======== Data lines
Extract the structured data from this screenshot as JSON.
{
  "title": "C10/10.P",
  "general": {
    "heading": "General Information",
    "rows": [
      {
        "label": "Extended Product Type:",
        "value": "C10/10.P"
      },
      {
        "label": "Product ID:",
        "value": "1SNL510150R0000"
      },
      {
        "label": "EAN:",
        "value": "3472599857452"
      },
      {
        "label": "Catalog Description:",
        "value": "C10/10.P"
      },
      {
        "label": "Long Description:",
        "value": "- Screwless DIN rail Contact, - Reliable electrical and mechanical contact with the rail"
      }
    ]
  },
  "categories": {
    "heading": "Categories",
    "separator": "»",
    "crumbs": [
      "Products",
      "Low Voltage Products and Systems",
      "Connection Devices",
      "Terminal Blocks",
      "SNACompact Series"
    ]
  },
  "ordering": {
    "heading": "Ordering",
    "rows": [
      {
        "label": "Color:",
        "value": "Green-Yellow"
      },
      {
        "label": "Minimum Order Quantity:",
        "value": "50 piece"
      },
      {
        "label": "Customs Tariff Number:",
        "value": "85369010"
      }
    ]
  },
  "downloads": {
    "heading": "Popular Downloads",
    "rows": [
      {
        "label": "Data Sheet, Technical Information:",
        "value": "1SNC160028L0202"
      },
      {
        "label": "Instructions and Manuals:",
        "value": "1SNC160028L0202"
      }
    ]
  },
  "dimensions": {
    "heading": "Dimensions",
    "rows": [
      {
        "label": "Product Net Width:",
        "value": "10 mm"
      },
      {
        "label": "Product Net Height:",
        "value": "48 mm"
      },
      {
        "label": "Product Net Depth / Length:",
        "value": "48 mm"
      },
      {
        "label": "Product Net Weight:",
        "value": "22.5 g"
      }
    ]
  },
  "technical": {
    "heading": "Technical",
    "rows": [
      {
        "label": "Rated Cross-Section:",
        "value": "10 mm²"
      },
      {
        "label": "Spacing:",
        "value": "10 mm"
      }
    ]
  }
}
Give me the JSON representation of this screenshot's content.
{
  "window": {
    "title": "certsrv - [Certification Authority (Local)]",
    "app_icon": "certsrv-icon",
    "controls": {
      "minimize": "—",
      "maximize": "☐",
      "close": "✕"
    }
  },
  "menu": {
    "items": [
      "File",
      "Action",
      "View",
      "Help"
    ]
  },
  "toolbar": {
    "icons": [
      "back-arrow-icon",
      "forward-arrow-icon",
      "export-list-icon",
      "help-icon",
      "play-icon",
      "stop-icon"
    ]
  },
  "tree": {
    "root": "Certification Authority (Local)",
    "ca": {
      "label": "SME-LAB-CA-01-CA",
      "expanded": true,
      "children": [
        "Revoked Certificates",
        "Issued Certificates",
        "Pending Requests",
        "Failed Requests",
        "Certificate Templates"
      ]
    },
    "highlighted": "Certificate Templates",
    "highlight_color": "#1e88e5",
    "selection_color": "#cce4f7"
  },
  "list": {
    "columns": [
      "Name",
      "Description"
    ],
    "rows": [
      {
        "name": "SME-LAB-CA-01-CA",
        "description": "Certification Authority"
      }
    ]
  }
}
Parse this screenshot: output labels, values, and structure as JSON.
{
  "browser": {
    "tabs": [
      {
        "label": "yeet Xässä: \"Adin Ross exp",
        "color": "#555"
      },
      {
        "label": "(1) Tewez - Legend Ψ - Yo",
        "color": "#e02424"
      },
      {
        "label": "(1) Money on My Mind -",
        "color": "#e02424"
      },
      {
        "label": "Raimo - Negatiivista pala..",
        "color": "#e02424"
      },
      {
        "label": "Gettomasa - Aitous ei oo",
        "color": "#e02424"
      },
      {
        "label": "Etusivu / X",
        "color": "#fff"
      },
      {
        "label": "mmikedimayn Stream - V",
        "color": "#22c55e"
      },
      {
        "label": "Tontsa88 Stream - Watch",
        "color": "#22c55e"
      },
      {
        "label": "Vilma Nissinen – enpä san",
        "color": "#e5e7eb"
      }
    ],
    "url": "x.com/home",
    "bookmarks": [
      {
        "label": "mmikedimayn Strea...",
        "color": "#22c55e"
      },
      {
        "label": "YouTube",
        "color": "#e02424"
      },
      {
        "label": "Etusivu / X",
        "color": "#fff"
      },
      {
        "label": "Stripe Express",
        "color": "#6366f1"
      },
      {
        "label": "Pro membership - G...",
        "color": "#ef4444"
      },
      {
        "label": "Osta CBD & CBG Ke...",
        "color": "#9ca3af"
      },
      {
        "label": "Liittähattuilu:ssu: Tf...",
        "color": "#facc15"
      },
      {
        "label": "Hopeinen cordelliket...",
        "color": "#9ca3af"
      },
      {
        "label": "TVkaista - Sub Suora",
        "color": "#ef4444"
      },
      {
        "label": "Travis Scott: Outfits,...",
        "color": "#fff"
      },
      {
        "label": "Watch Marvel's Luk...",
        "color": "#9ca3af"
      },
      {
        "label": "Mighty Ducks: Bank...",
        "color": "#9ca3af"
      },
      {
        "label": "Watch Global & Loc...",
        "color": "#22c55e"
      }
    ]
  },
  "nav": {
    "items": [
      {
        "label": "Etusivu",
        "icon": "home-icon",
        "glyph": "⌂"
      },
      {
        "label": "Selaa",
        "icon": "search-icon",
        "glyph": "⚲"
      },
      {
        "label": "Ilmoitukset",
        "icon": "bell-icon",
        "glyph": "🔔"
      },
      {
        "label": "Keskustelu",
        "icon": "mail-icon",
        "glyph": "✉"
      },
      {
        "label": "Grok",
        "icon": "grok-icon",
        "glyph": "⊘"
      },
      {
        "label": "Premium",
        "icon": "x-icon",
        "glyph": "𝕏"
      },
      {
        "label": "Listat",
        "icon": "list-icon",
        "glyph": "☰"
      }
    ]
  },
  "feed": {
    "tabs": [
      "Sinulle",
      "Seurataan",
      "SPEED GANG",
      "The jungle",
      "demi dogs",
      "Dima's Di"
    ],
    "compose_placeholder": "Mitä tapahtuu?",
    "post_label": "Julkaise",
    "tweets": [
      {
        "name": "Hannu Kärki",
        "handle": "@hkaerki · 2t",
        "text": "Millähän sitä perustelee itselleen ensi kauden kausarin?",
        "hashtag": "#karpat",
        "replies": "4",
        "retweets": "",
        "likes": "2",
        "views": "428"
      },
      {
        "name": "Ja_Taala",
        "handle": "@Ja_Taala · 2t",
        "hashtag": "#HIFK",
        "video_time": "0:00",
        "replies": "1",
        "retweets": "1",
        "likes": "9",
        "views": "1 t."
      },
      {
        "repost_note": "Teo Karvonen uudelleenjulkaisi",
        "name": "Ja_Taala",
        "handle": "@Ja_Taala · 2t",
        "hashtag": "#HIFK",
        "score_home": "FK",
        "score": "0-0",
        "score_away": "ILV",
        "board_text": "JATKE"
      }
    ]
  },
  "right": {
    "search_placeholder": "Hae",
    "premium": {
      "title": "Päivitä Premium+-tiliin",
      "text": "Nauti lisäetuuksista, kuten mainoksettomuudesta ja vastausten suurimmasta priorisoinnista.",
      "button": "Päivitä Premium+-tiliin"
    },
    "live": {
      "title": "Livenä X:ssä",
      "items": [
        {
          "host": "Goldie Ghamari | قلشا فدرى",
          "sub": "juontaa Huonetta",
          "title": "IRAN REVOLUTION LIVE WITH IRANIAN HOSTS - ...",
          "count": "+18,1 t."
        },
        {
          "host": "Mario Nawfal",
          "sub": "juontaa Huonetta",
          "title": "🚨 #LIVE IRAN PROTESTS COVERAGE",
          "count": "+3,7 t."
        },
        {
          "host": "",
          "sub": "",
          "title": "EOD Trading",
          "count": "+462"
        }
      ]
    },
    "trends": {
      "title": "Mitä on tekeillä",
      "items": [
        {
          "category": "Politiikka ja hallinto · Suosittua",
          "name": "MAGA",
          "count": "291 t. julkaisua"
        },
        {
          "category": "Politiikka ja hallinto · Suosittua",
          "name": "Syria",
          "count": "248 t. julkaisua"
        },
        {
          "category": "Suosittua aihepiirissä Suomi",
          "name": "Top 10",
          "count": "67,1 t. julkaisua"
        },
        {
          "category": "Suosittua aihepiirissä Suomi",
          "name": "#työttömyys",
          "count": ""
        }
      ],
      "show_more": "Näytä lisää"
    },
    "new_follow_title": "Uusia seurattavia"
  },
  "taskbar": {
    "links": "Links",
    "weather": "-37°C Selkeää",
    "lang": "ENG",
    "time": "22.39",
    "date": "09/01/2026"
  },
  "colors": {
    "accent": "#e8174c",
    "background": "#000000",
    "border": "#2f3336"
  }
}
================
__Set task__:
Copy each line of the records that contains the word "Authority".

__Task result__:
    "title": "certsrv - [Certification Authority (Local)]",
    "root": "Certification Authority (Local)",
        "description": "Certification Authority"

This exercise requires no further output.